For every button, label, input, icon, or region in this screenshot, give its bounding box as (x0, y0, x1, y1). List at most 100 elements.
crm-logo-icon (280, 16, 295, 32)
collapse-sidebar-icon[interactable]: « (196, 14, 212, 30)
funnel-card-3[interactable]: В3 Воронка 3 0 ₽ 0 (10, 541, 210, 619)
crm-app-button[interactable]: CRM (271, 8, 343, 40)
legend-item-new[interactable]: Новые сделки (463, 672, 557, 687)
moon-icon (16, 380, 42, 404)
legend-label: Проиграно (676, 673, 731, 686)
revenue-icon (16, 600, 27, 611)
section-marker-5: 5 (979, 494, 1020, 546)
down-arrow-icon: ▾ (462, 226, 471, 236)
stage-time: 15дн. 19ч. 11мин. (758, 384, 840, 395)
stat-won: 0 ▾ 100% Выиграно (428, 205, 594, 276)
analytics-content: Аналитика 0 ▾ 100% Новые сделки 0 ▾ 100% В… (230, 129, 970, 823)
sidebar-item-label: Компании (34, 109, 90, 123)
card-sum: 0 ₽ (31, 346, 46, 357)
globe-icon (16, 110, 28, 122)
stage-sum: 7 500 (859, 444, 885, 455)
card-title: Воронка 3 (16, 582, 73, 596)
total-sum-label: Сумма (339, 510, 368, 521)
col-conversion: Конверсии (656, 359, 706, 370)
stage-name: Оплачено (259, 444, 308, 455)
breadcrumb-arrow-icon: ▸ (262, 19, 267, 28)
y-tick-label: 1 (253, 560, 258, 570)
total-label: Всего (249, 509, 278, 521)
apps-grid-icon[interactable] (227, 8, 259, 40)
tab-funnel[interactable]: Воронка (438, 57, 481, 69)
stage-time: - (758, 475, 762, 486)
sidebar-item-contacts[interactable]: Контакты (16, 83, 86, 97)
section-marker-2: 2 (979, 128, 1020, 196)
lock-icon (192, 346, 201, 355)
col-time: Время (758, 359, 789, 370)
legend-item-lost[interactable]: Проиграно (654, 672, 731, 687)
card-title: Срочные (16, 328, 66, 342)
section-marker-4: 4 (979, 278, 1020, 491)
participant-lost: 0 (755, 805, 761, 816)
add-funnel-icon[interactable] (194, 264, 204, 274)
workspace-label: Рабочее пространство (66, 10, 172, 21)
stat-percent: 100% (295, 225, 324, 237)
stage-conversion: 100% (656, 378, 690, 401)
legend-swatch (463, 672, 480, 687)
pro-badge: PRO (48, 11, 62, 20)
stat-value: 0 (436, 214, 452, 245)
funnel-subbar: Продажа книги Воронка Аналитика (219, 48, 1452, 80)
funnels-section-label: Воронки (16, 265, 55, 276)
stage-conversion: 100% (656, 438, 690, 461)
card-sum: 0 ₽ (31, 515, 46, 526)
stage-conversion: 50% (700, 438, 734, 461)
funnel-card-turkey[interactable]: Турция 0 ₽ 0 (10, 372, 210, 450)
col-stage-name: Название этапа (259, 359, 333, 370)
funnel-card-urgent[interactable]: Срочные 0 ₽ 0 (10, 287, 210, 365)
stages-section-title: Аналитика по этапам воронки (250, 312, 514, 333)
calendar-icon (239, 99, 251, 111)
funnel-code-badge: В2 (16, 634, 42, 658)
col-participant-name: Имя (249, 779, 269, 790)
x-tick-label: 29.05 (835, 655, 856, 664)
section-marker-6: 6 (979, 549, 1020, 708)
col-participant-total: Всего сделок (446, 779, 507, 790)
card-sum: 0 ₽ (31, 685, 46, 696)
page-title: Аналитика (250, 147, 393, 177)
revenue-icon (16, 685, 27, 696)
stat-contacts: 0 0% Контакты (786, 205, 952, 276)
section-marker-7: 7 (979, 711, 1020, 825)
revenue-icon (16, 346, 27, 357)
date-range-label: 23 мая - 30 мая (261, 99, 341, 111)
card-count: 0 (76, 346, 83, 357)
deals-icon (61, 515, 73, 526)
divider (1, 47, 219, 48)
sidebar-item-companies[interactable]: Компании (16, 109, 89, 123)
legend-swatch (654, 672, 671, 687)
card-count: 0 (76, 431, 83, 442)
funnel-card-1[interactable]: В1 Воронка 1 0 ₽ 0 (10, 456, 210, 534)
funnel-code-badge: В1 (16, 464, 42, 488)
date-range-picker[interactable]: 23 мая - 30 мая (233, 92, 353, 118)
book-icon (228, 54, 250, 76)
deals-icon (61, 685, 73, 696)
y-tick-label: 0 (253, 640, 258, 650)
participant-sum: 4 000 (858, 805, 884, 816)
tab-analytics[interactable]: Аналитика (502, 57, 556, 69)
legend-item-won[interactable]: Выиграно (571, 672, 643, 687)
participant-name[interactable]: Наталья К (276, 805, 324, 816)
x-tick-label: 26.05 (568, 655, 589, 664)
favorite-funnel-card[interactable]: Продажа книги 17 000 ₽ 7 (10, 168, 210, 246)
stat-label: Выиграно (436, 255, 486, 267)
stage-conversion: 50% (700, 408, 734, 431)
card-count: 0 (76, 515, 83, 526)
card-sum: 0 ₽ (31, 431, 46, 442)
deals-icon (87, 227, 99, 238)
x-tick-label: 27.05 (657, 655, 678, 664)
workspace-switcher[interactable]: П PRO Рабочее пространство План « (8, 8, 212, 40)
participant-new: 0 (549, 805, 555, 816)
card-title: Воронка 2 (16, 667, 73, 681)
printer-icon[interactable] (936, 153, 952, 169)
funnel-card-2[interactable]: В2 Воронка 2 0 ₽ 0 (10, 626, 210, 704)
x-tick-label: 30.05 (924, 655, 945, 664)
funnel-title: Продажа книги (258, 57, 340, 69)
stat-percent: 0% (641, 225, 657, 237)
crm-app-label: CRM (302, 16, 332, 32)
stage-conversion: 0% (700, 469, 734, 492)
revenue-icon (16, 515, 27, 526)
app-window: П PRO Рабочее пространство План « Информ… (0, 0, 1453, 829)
____
Copy these lines verbatim, without changing anything.

For every button, label, input, icon, or region in this screenshot, give its bounding box as (x0, y0, x1, y1). List at most 100 elements.
crm-logo-icon (280, 16, 295, 32)
collapse-sidebar-icon[interactable]: « (196, 14, 212, 30)
funnel-card-3[interactable]: В3 Воронка 3 0 ₽ 0 (10, 541, 210, 619)
crm-app-button[interactable]: CRM (271, 8, 343, 40)
legend-item-new[interactable]: Новые сделки (463, 672, 557, 687)
moon-icon (16, 380, 42, 404)
legend-label: Проиграно (676, 673, 731, 686)
revenue-icon (16, 600, 27, 611)
section-marker-5: 5 (979, 494, 1020, 546)
down-arrow-icon: ▾ (462, 226, 471, 236)
stage-time: 15дн. 19ч. 11мин. (758, 384, 840, 395)
stat-won: 0 ▾ 100% Выиграно (428, 205, 594, 276)
analytics-content: Аналитика 0 ▾ 100% Новые сделки 0 ▾ 100% В… (230, 129, 970, 823)
sidebar-item-label: Компании (34, 109, 90, 123)
card-sum: 0 ₽ (31, 346, 46, 357)
globe-icon (16, 110, 28, 122)
stage-sum: 7 500 (859, 444, 885, 455)
card-title: Воронка 3 (16, 582, 73, 596)
total-sum-label: Сумма (339, 510, 368, 521)
col-conversion: Конверсии (656, 359, 706, 370)
stage-name: Оплачено (259, 444, 308, 455)
breadcrumb-arrow-icon: ▸ (262, 19, 267, 28)
y-tick-label: 1 (253, 560, 258, 570)
total-label: Всего (249, 509, 278, 521)
apps-grid-icon[interactable] (227, 8, 259, 40)
tab-funnel[interactable]: Воронка (438, 57, 481, 69)
stage-time: - (758, 475, 762, 486)
sidebar-item-contacts[interactable]: Контакты (16, 83, 86, 97)
section-marker-2: 2 (979, 128, 1020, 196)
lock-icon (192, 346, 201, 355)
col-time: Время (758, 359, 789, 370)
legend-item-lost[interactable]: Проиграно (654, 672, 731, 687)
card-title: Срочные (16, 328, 66, 342)
section-marker-4: 4 (979, 278, 1020, 491)
participant-lost: 0 (755, 805, 761, 816)
add-funnel-icon[interactable] (194, 264, 204, 274)
workspace-label: Рабочее пространство (66, 10, 172, 21)
stat-percent: 100% (295, 225, 324, 237)
stage-conversion: 100% (656, 378, 690, 401)
legend-swatch (463, 672, 480, 687)
pro-badge: PRO (48, 11, 62, 20)
stat-value: 0 (436, 214, 452, 245)
funnel-subbar: Продажа книги Воронка Аналитика (219, 48, 1452, 80)
funnels-section-label: Воронки (16, 265, 55, 276)
stage-conversion: 100% (656, 438, 690, 461)
card-sum: 0 ₽ (31, 515, 46, 526)
stage-conversion: 50% (700, 438, 734, 461)
funnel-card-turkey[interactable]: Турция 0 ₽ 0 (10, 372, 210, 450)
col-stage-name: Название этапа (259, 359, 333, 370)
funnel-card-urgent[interactable]: Срочные 0 ₽ 0 (10, 287, 210, 365)
stages-section-title: Аналитика по этапам воронки (250, 312, 514, 333)
calendar-icon (239, 99, 251, 111)
funnel-code-badge: В2 (16, 634, 42, 658)
col-participant-name: Имя (249, 779, 269, 790)
x-tick-label: 29.05 (835, 655, 856, 664)
section-marker-6: 6 (979, 549, 1020, 708)
col-participant-total: Всего сделок (446, 779, 507, 790)
card-sum: 0 ₽ (31, 685, 46, 696)
page-title: Аналитика (250, 147, 393, 177)
revenue-icon (16, 685, 27, 696)
stat-contacts: 0 0% Контакты (786, 205, 952, 276)
section-marker-7: 7 (979, 711, 1020, 825)
revenue-icon (16, 346, 27, 357)
date-range-label: 23 мая - 30 мая (261, 99, 341, 111)
card-count: 0 (76, 346, 83, 357)
deals-icon (61, 515, 73, 526)
divider (1, 47, 219, 48)
sidebar-item-companies[interactable]: Компании (16, 109, 89, 123)
legend-swatch (654, 672, 671, 687)
card-count: 0 (76, 431, 83, 442)
funnel-card-1[interactable]: В1 Воронка 1 0 ₽ 0 (10, 456, 210, 534)
funnel-code-badge: В1 (16, 464, 42, 488)
date-range-picker[interactable]: 23 мая - 30 мая (233, 92, 353, 118)
book-icon (228, 54, 250, 76)
deals-icon (61, 685, 73, 696)
y-tick-label: 0 (253, 640, 258, 650)
participant-sum: 4 000 (858, 805, 884, 816)
tab-analytics[interactable]: Аналитика (502, 57, 556, 69)
legend-item-won[interactable]: Выиграно (571, 672, 643, 687)
participant-name[interactable]: Наталья К (276, 805, 324, 816)
x-tick-label: 26.05 (568, 655, 589, 664)
favorite-funnel-card[interactable]: Продажа книги 17 000 ₽ 7 (10, 168, 210, 246)
stat-label: Выиграно (436, 255, 486, 267)
stage-conversion: 50% (700, 408, 734, 431)
card-count: 0 (76, 515, 83, 526)
card-sum: 0 ₽ (31, 431, 46, 442)
deals-icon (87, 227, 99, 238)
x-tick-label: 27.05 (657, 655, 678, 664)
workspace-switcher[interactable]: П PRO Рабочее пространство План « (8, 8, 212, 40)
participant-new: 0 (549, 805, 555, 816)
card-title: Воронка 2 (16, 667, 73, 681)
printer-icon[interactable] (936, 153, 952, 169)
funnel-card-2[interactable]: В2 Воронка 2 0 ₽ 0 (10, 626, 210, 704)
x-tick-label: 30.05 (924, 655, 945, 664)
funnel-title: Продажа книги (258, 57, 340, 69)
stat-percent: 0% (641, 225, 657, 237)
crm-app-label: CRM (302, 16, 332, 32)
stage-conversion: 0% (700, 469, 734, 492)
revenue-icon (16, 515, 27, 526)
app-window: П PRO Рабочее пространство План « Информ… (0, 0, 1453, 829)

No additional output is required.